Selected passage:
+--
This facility has a fire clearance for 6 non-ambulatory of which one may be bedridden. The main entrance opens to a sitting area on the left. There is a hallway to the right of the main entrance that leads to the five private resident rooms, a full common bathroom, laundry area, and exit to the outside. There is a second full common bathroom at the start of the hallway. To the right of the main entrance is a sitting area that leads to the caregiver room. To the back of the facility is the main sitting, dining, office, kitchen, and next to the kitchen in a hallway is the sixth resident private room, full common half-bathroom, and door leading to the garage. Backyard was inspected. There is a a wood desk in the backyard and is maintained. There is a locked shed in the backyard.
+--
Data extracts:
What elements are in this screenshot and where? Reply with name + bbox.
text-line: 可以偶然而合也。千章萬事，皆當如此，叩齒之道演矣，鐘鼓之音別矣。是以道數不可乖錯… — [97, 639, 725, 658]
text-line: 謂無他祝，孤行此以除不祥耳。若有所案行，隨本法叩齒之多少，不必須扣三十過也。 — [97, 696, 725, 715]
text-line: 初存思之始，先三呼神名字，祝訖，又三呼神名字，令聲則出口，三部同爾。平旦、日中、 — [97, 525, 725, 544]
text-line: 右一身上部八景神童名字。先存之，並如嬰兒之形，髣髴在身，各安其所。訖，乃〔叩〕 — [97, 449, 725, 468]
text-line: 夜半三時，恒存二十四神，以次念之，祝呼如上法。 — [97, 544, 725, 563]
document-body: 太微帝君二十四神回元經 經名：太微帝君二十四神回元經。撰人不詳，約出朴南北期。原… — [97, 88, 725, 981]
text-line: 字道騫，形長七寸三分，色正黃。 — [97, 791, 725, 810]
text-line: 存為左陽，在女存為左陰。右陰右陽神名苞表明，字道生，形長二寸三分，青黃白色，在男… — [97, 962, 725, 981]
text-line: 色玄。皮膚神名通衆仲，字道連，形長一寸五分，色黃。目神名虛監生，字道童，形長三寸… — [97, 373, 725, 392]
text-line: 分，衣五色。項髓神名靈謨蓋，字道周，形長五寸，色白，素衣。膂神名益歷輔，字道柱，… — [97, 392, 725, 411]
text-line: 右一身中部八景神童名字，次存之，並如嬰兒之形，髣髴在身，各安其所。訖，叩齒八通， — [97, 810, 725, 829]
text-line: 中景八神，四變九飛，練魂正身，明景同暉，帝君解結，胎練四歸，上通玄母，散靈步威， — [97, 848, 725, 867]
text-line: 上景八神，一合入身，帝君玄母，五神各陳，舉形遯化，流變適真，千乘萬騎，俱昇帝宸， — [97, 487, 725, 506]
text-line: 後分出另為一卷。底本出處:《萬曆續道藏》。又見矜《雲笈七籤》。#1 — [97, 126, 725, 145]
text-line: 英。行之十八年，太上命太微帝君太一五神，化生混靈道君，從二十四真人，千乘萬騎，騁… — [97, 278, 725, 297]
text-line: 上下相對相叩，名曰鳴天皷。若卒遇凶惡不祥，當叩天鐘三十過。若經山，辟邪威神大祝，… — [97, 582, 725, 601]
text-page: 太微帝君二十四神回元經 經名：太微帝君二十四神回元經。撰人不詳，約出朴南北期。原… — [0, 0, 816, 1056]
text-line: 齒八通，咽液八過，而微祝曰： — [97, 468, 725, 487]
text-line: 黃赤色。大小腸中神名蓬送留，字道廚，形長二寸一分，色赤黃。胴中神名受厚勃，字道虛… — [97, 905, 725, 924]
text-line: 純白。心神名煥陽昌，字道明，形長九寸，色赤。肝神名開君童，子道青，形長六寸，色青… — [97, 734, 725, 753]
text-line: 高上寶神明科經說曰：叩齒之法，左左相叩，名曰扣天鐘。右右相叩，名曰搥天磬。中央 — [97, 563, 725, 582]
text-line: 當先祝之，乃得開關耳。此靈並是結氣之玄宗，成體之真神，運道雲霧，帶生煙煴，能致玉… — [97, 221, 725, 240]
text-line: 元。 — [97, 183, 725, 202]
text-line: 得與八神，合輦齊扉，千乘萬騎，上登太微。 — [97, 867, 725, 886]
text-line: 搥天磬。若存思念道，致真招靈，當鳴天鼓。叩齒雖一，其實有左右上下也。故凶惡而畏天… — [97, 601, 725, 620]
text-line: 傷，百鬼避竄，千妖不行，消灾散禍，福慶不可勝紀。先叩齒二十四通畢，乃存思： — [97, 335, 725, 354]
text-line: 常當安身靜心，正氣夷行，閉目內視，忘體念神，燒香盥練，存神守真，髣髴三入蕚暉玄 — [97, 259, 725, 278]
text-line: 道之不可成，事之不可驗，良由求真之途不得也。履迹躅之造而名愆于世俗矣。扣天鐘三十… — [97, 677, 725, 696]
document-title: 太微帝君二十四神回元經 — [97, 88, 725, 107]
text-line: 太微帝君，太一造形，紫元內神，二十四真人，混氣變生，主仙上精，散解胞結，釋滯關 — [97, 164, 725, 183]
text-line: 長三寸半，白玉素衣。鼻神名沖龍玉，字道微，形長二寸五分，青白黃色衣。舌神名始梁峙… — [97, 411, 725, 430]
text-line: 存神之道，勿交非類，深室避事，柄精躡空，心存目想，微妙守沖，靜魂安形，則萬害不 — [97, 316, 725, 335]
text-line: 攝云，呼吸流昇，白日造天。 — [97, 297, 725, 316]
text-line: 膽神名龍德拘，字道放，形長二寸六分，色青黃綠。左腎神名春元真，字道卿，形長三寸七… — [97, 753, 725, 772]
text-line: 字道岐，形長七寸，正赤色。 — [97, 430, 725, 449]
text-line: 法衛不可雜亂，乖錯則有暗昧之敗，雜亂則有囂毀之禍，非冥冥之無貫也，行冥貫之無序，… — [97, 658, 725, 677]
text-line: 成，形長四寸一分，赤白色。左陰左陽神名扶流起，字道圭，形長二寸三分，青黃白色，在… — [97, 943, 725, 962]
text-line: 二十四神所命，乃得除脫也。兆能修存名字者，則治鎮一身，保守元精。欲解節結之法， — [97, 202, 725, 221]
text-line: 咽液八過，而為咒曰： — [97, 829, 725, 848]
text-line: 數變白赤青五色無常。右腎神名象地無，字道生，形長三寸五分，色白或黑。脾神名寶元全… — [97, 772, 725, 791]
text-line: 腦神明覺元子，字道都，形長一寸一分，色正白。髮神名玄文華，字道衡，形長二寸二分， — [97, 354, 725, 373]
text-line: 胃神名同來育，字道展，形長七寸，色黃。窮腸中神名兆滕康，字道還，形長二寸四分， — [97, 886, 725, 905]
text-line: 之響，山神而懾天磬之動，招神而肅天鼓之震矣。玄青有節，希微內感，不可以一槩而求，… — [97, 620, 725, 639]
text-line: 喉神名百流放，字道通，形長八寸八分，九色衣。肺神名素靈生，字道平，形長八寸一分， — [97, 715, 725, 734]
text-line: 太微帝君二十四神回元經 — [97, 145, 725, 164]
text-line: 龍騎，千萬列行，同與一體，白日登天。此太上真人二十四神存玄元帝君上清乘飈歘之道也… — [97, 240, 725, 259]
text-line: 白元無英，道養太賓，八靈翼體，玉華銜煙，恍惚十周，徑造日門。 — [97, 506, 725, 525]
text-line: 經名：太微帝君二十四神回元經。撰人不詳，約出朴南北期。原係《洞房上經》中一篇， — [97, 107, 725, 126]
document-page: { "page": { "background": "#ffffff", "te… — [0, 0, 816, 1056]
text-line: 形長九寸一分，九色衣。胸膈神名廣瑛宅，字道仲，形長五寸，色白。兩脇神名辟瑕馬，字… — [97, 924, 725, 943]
+--
Required actions:
a - Rename "sitting area" to "lounge" in the facility description, giving the passage that starts with "This facility has" and goes on through "in the backyard.".
b - According to the facility description, what does the hallway to the right of the main entrance lead to? List every item named.
c - Carry the facility description on from its final sentence.

Answers in order:
a -
This facility has a fire clearance for 6 non-ambulatory of which one may be bedridden. The main entrance opens to a lounge on the left. There is a hallway to the right of the main entrance that leads to the five private resident rooms, a full common bathroom, laundry area, and exit to the outside. There is a second full common bathroom at the start of the hallway. To the right of the main entrance is a lounge that leads to the caregiver room. To the back of the facility is the main sitting, dining, office, kitchen, and next to the kitchen in a hallway is the sixth resident private room, full common half-bathroom, and door leading to the garage. Backyard was inspected. There is a a wood desk in the backyard and is maintained. There is a locked shed in the backyard.

b -
- The five private resident rooms
- A full common bathroom
- A laundry area
- An exit to the outside

c -
LPA waived the component III orientation because Facility Representatives already operates another facility. Multiple topics were discussed during this visit.

This facility meets regulations. LPA is going to submit this report to the applications specialist.
SUPERVISORS NAME: Troy Ordonez
LICENSING EVALUATOR NAME: Kerry Hiratsuka
LICENSING EVALUATOR SIGNATURE: DATE: 06/07/2021
I acknowledge receipt of this form and understand my licensing appeal rights as explained and received.
FACILITY REPRESENTATIVE SIGNATURE: DATE: 06/07/2021
This report must be available at Child Care and Group Home facilities for public review for 3 years.